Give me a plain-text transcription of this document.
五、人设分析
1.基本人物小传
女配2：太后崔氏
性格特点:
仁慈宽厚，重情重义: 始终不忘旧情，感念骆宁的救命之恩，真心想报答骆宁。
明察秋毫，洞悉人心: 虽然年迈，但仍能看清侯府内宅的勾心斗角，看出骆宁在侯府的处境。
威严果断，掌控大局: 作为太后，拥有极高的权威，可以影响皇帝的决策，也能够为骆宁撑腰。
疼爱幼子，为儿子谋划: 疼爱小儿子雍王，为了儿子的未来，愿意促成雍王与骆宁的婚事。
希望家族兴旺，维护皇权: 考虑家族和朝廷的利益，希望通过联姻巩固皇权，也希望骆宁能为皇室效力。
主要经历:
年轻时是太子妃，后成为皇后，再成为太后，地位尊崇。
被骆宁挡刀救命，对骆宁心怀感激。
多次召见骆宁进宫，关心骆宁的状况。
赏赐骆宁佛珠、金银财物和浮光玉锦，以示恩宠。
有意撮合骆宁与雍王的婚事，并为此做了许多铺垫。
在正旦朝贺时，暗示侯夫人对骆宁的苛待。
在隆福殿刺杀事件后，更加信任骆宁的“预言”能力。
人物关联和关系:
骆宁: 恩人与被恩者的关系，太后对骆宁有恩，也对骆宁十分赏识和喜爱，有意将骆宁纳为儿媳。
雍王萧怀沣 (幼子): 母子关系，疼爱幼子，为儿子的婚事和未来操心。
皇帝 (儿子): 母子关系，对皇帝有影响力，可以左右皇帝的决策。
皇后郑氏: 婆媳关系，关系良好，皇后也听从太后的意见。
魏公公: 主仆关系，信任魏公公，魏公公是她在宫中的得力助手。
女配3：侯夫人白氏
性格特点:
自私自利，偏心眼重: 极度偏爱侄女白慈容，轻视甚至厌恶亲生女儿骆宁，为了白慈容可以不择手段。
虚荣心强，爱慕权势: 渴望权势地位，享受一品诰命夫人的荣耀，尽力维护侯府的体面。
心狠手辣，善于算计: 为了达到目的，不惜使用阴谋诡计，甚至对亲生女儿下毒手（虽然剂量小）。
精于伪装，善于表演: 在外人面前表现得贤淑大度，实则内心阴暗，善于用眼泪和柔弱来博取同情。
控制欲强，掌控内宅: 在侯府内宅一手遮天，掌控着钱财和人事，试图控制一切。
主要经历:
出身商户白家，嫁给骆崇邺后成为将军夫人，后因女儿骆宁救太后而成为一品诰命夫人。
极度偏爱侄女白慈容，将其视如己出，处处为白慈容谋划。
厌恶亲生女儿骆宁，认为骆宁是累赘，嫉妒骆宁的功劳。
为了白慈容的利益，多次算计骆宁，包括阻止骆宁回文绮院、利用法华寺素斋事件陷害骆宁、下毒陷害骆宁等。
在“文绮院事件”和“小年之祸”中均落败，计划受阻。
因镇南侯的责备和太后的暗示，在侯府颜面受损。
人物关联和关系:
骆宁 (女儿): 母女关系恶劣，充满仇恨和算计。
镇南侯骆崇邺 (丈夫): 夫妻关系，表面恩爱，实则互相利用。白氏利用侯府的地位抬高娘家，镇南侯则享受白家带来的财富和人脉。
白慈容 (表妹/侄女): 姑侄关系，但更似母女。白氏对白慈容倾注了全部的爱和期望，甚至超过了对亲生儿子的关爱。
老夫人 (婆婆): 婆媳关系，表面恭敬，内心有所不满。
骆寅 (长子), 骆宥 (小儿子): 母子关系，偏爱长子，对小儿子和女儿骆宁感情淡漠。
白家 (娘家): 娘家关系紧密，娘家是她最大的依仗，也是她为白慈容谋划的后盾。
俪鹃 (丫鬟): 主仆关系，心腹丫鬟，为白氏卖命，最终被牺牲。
****************
**WHAT THE TASK ASKS**. Reproduce the material in full, with no word added or dropped.

**OUTPUT BELOW**.
Give me a plain-text transcription of this document.
五、人设分析
1.基本人物小传
女配2：太后崔氏
性格特点:
仁慈宽厚，重情重义: 始终不忘旧情，感念骆宁的救命之恩，真心想报答骆宁。
明察秋毫，洞悉人心: 虽然年迈，但仍能看清侯府内宅的勾心斗角，看出骆宁在侯府的处境。
威严果断，掌控大局: 作为太后，拥有极高的权威，可以影响皇帝的决策，也能够为骆宁撑腰。
疼爱幼子，为儿子谋划: 疼爱小儿子雍王，为了儿子的未来，愿意促成雍王与骆宁的婚事。
希望家族兴旺，维护皇权: 考虑家族和朝廷的利益，希望通过联姻巩固皇权，也希望骆宁能为皇室效力。
主要经历:
年轻时是太子妃，后成为皇后，再成为太后，地位尊崇。
被骆宁挡刀救命，对骆宁心怀感激。
多次召见骆宁进宫，关心骆宁的状况。
赏赐骆宁佛珠、金银财物和浮光玉锦，以示恩宠。
有意撮合骆宁与雍王的婚事，并为此做了许多铺垫。
在正旦朝贺时，暗示侯夫人对骆宁的苛待。
在隆福殿刺杀事件后，更加信任骆宁的“预言”能力。
人物关联和关系:
骆宁: 恩人与被恩者的关系，太后对骆宁有恩，也对骆宁十分赏识和喜爱，有意将骆宁纳为儿媳。
雍王萧怀沣 (幼子): 母子关系，疼爱幼子，为儿子的婚事和未来操心。
皇帝 (儿子): 母子关系，对皇帝有影响力，可以左右皇帝的决策。
皇后郑氏: 婆媳关系，关系良好，皇后也听从太后的意见。
魏公公: 主仆关系，信任魏公公，魏公公是她在宫中的得力助手。
女配3：侯夫人白氏
性格特点:
自私自利，偏心眼重: 极度偏爱侄女白慈容，轻视甚至厌恶亲生女儿骆宁，为了白慈容可以不择手段。
虚荣心强，爱慕权势: 渴望权势地位，享受一品诰命夫人的荣耀，尽力维护侯府的体面。
心狠手辣，善于算计: 为了达到目的，不惜使用阴谋诡计，甚至对亲生女儿下毒手（虽然剂量小）。
精于伪装，善于表演: 在外人面前表现得贤淑大度，实则内心阴暗，善于用眼泪和柔弱来博取同情。
控制欲强，掌控内宅: 在侯府内宅一手遮天，掌控着钱财和人事，试图控制一切。
主要经历:
出身商户白家，嫁给骆崇邺后成为将军夫人，后因女儿骆宁救太后而成为一品诰命夫人。
极度偏爱侄女白慈容，将其视如己出，处处为白慈容谋划。
厌恶亲生女儿骆宁，认为骆宁是累赘，嫉妒骆宁的功劳。
为了白慈容的利益，多次算计骆宁，包括阻止骆宁回文绮院、利用法华寺素斋事件陷害骆宁、下毒陷害骆宁等。
在“文绮院事件”和“小年之祸”中均落败，计划受阻。
因镇南侯的责备和太后的暗示，在侯府颜面受损。
人物关联和关系:
骆宁 (女儿): 母女关系恶劣，充满仇恨和算计。
镇南侯骆崇邺 (丈夫): 夫妻关系，表面恩爱，实则互相利用。白氏利用侯府的地位抬高娘家，镇南侯则享受白家带来的财富和人脉。
白慈容 (表妹/侄女): 姑侄关系，但更似母女。白氏对白慈容倾注了全部的爱和期望，甚至超过了对亲生儿子的关爱。
老夫人 (婆婆): 婆媳关系，表面恭敬，内心有所不满。
骆寅 (长子), 骆宥 (小儿子): 母子关系，偏爱长子，对小儿子和女儿骆宁感情淡漠。
白家 (娘家): 娘家关系紧密，娘家是她最大的依仗，也是她为白慈容谋划的后盾。
俪鹃 (丫鬟): 主仆关系，心腹丫鬟，为白氏卖命，最终被牺牲。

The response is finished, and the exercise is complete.